Given request:
Write out the material exactly, with the pictures left out.

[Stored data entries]
Begin

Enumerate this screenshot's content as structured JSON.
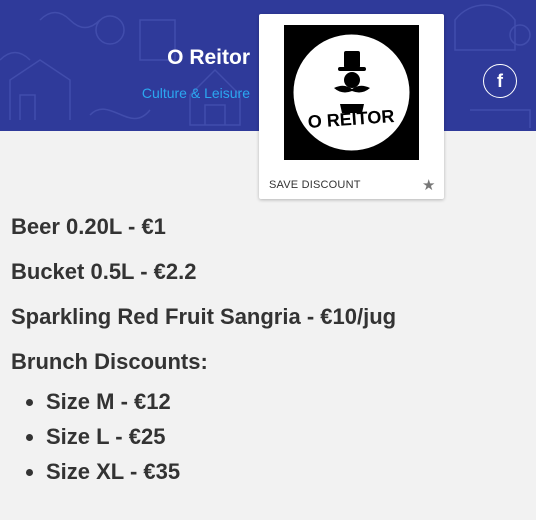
{
  "header": {
    "title": "O Reitor",
    "category": "Culture & Leisure",
    "social_icon": "facebook-icon",
    "background_color": "#2f3a9a",
    "category_color": "#2ba7f0"
  },
  "card": {
    "logo_text": "O REITOR",
    "save_label": "SAVE DISCOUNT",
    "save_icon": "star-icon"
  },
  "offers": [
    "Beer 0.20L - €1",
    "Bucket 0.5L - €2.2",
    "Sparkling Red Fruit Sangria - €10/jug",
    "Brunch Discounts:"
  ],
  "brunch_items": [
    "Size M - €12",
    "Size L - €25",
    "Size XL - €35"
  ]
}
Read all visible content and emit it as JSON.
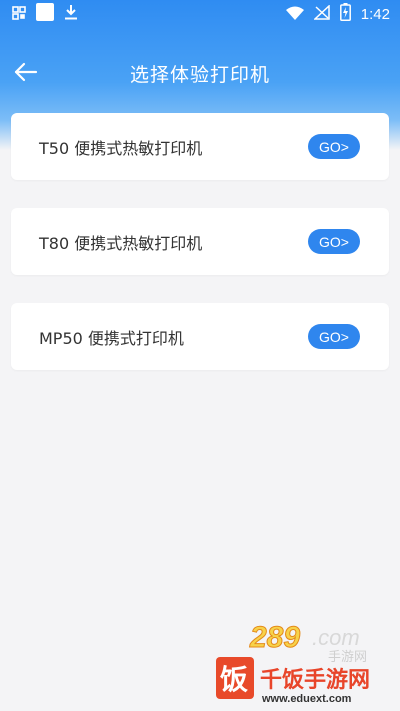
{
  "status_bar": {
    "time": "1:42",
    "icons": [
      "qr-code-icon",
      "app-placeholder-icon",
      "download-icon",
      "wifi-icon",
      "signal-icon",
      "battery-charging-icon"
    ]
  },
  "header": {
    "title": "选择体验打印机",
    "back_icon": "arrow-left-icon"
  },
  "printers": [
    {
      "label": "T50 便携式热敏打印机",
      "button": "GO>"
    },
    {
      "label": "T80 便携式热敏打印机",
      "button": "GO>"
    },
    {
      "label": "MP50 便携式打印机",
      "button": "GO>"
    }
  ],
  "watermark": {
    "text": "千饭手游网",
    "url": "www.eduext.com",
    "logo_text": "289.com 手游网"
  },
  "colors": {
    "header_top": "#2f8cf2",
    "accent": "#2f86ee",
    "background": "#f4f4f6"
  }
}
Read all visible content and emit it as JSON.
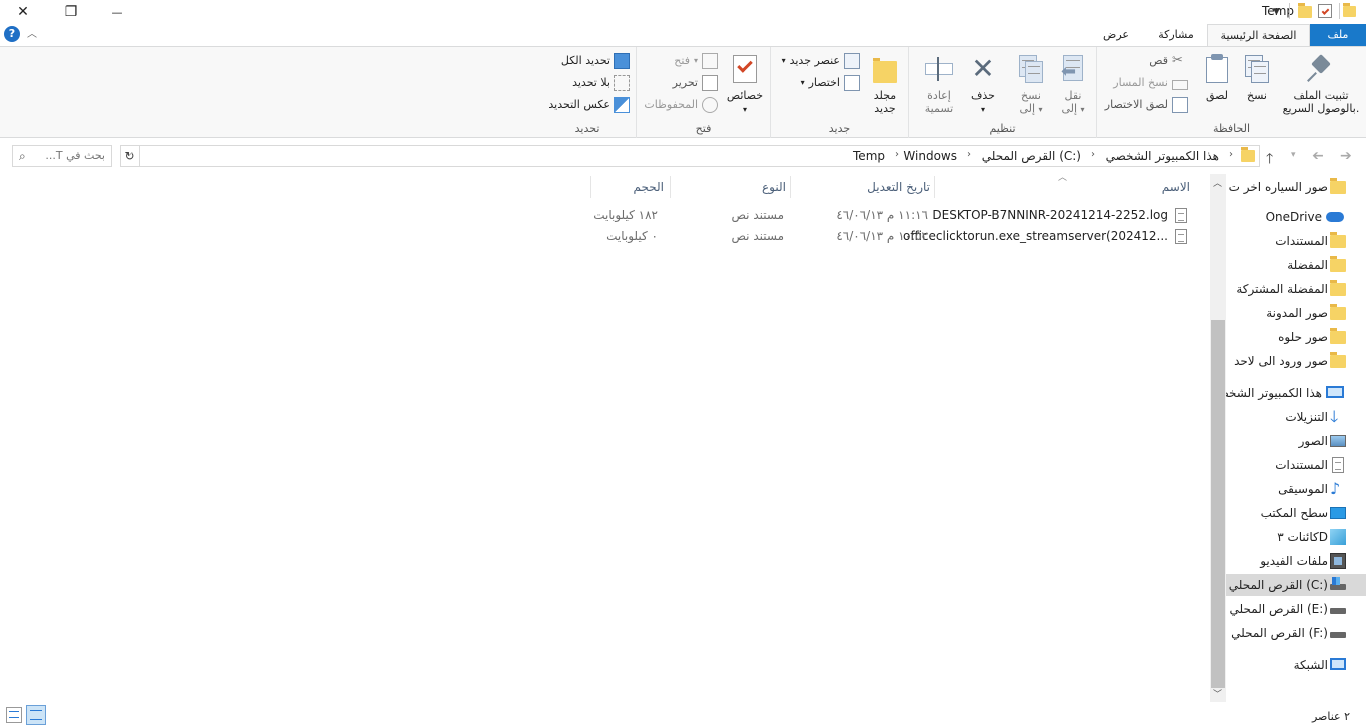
{
  "window": {
    "title": "Temp",
    "close_glyph": "✕",
    "restore_glyph": "❐",
    "minimize_glyph": "—"
  },
  "ribbon_tabs": [
    {
      "label": "ملف"
    },
    {
      "label": "الصفحة الرئيسية"
    },
    {
      "label": "مشاركة"
    },
    {
      "label": "عرض"
    }
  ],
  "help_glyph": "?",
  "clipboard": {
    "group_label": "الحافظة",
    "pin": "تثبيت الملف بالوصول السريع.",
    "copy": "نسخ",
    "paste": "لصق",
    "cut": "قص",
    "copy_path": "نسخ المسار",
    "paste_shortcut": "لصق الاختصار"
  },
  "organize": {
    "group_label": "تنظيم",
    "move_to": "نقل إلى",
    "copy_to": "نسخ إلى",
    "delete": "حذف",
    "rename": "إعادة تسمية"
  },
  "new": {
    "group_label": "جديد",
    "new_folder": "مجلد جديد",
    "new_item": "عنصر جديد",
    "shortcut": "اختصار"
  },
  "open": {
    "group_label": "فتح",
    "properties": "خصائص",
    "open": "فتح",
    "edit": "تحرير",
    "history": "المحفوظات"
  },
  "select": {
    "group_label": "تحديد",
    "select_all": "تحديد الكل",
    "select_none": "بلا تحديد",
    "invert": "عكس التحديد"
  },
  "address": {
    "crumbs": [
      "هذا الكمبيوتر الشخصي",
      "القرص المحلي (C:)",
      "Windows",
      "Temp"
    ],
    "search_placeholder": "بحث في T..."
  },
  "columns": {
    "name": "الاسم",
    "modified": "تاريخ التعديل",
    "type": "النوع",
    "size": "الحجم"
  },
  "files": [
    {
      "name": "DESKTOP-B7NNINR-20241214-2252.log",
      "modified": "١١:١٦ م ٤٦/٠٦/١٣",
      "type": "مستند نص",
      "size": "١٨٢ كيلوبايت"
    },
    {
      "name": "officeclicktorun.exe_streamserver(202412...",
      "modified": "١٠:٥٢ م ٤٦/٠٦/١٣",
      "type": "مستند نص",
      "size": "٠ كيلوبايت"
    }
  ],
  "nav_pane": [
    {
      "label": "صور السياره اخر ت",
      "icon": "folder-icon"
    },
    {
      "label": "OneDrive",
      "icon": "cloud-icon"
    },
    {
      "label": "المستندات",
      "icon": "folder-icon"
    },
    {
      "label": "المفضلة",
      "icon": "folder-icon"
    },
    {
      "label": "المفضلة المشتركة",
      "icon": "folder-icon"
    },
    {
      "label": "صور المدونة",
      "icon": "folder-icon"
    },
    {
      "label": "صور حلوه",
      "icon": "folder-icon"
    },
    {
      "label": "صور ورود الى لاحد",
      "icon": "folder-icon"
    },
    {
      "label": "هذا الكمبيوتر الشخصي",
      "icon": "computer-icon"
    },
    {
      "label": "التنزيلات",
      "icon": "download-icon"
    },
    {
      "label": "الصور",
      "icon": "pictures-icon"
    },
    {
      "label": "المستندات",
      "icon": "documents-icon"
    },
    {
      "label": "الموسيقى",
      "icon": "music-icon"
    },
    {
      "label": "سطح المكتب",
      "icon": "desktop-icon"
    },
    {
      "label": "كائنات ٣D",
      "icon": "3d-objects-icon"
    },
    {
      "label": "ملفات الفيديو",
      "icon": "video-icon"
    },
    {
      "label": "القرص المحلي (C:)",
      "icon": "drive-icon"
    },
    {
      "label": "القرص المحلي (E:)",
      "icon": "drive-icon"
    },
    {
      "label": "القرص المحلي (F:)",
      "icon": "drive-icon"
    },
    {
      "label": "الشبكة",
      "icon": "network-icon"
    }
  ],
  "status": {
    "count": "٢ عناصر"
  },
  "colors": {
    "file_tab": "#1979ca",
    "selection": "#d9d9d9",
    "header_text": "#4c607a"
  }
}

End

In response:
Enumerate this screenshot's content as structured JSON.
{
  "header": {
    "title": "O Reitor",
    "category": "Culture & Leisure",
    "social_icon": "facebook-icon",
    "background_color": "#2f3a9a",
    "category_color": "#2ba7f0"
  },
  "card": {
    "logo_text": "O REITOR",
    "save_label": "SAVE DISCOUNT",
    "save_icon": "star-icon"
  },
  "offers": [
    "Beer 0.20L - €1",
    "Bucket 0.5L - €2.2",
    "Sparkling Red Fruit Sangria - €10/jug",
    "Brunch Discounts:"
  ],
  "brunch_items": [
    "Size M - €12",
    "Size L - €25",
    "Size XL - €35"
  ]
}
Read all visible content and emit it as JSON.
{
  "status_bar": {
    "time": "1:42",
    "icons": [
      "qr-code-icon",
      "app-placeholder-icon",
      "download-icon",
      "wifi-icon",
      "signal-icon",
      "battery-charging-icon"
    ]
  },
  "header": {
    "title": "选择体验打印机",
    "back_icon": "arrow-left-icon"
  },
  "printers": [
    {
      "label": "T50 便携式热敏打印机",
      "button": "GO>"
    },
    {
      "label": "T80 便携式热敏打印机",
      "button": "GO>"
    },
    {
      "label": "MP50 便携式打印机",
      "button": "GO>"
    }
  ],
  "watermark": {
    "text": "千饭手游网",
    "url": "www.eduext.com",
    "logo_text": "289.com 手游网"
  },
  "colors": {
    "header_top": "#2f8cf2",
    "accent": "#2f86ee",
    "background": "#f4f4f6"
  }
}
Read all visible content and emit it as JSON.
{
  "window": {
    "title": "Temp",
    "close_glyph": "✕",
    "restore_glyph": "❐",
    "minimize_glyph": "—"
  },
  "ribbon_tabs": [
    {
      "label": "ملف"
    },
    {
      "label": "الصفحة الرئيسية"
    },
    {
      "label": "مشاركة"
    },
    {
      "label": "عرض"
    }
  ],
  "help_glyph": "?",
  "clipboard": {
    "group_label": "الحافظة",
    "pin": "تثبيت الملف بالوصول السريع.",
    "copy": "نسخ",
    "paste": "لصق",
    "cut": "قص",
    "copy_path": "نسخ المسار",
    "paste_shortcut": "لصق الاختصار"
  },
  "organize": {
    "group_label": "تنظيم",
    "move_to": "نقل إلى",
    "copy_to": "نسخ إلى",
    "delete": "حذف",
    "rename": "إعادة تسمية"
  },
  "new": {
    "group_label": "جديد",
    "new_folder": "مجلد جديد",
    "new_item": "عنصر جديد",
    "shortcut": "اختصار"
  },
  "open": {
    "group_label": "فتح",
    "properties": "خصائص",
    "open": "فتح",
    "edit": "تحرير",
    "history": "المحفوظات"
  },
  "select": {
    "group_label": "تحديد",
    "select_all": "تحديد الكل",
    "select_none": "بلا تحديد",
    "invert": "عكس التحديد"
  },
  "address": {
    "crumbs": [
      "هذا الكمبيوتر الشخصي",
      "القرص المحلي (C:)",
      "Windows",
      "Temp"
    ],
    "search_placeholder": "بحث في T..."
  },
  "columns": {
    "name": "الاسم",
    "modified": "تاريخ التعديل",
    "type": "النوع",
    "size": "الحجم"
  },
  "files": [
    {
      "name": "DESKTOP-B7NNINR-20241214-2252.log",
      "modified": "١١:١٦ م ٤٦/٠٦/١٣",
      "type": "مستند نص",
      "size": "١٨٢ كيلوبايت"
    },
    {
      "name": "officeclicktorun.exe_streamserver(202412...",
      "modified": "١٠:٥٢ م ٤٦/٠٦/١٣",
      "type": "مستند نص",
      "size": "٠ كيلوبايت"
    }
  ],
  "nav_pane": [
    {
      "label": "صور السياره اخر ت",
      "icon": "folder-icon"
    },
    {
      "label": "OneDrive",
      "icon": "cloud-icon"
    },
    {
      "label": "المستندات",
      "icon": "folder-icon"
    },
    {
      "label": "المفضلة",
      "icon": "folder-icon"
    },
    {
      "label": "المفضلة المشتركة",
      "icon": "folder-icon"
    },
    {
      "label": "صور المدونة",
      "icon": "folder-icon"
    },
    {
      "label": "صور حلوه",
      "icon": "folder-icon"
    },
    {
      "label": "صور ورود الى لاحد",
      "icon": "folder-icon"
    },
    {
      "label": "هذا الكمبيوتر الشخصي",
      "icon": "computer-icon"
    },
    {
      "label": "التنزيلات",
      "icon": "download-icon"
    },
    {
      "label": "الصور",
      "icon": "pictures-icon"
    },
    {
      "label": "المستندات",
      "icon": "documents-icon"
    },
    {
      "label": "الموسيقى",
      "icon": "music-icon"
    },
    {
      "label": "سطح المكتب",
      "icon": "desktop-icon"
    },
    {
      "label": "كائنات ٣D",
      "icon": "3d-objects-icon"
    },
    {
      "label": "ملفات الفيديو",
      "icon": "video-icon"
    },
    {
      "label": "القرص المحلي (C:)",
      "icon": "drive-icon"
    },
    {
      "label": "القرص المحلي (E:)",
      "icon": "drive-icon"
    },
    {
      "label": "القرص المحلي (F:)",
      "icon": "drive-icon"
    },
    {
      "label": "الشبكة",
      "icon": "network-icon"
    }
  ],
  "status": {
    "count": "٢ عناصر"
  },
  "colors": {
    "file_tab": "#1979ca",
    "selection": "#d9d9d9",
    "header_text": "#4c607a"
  }
}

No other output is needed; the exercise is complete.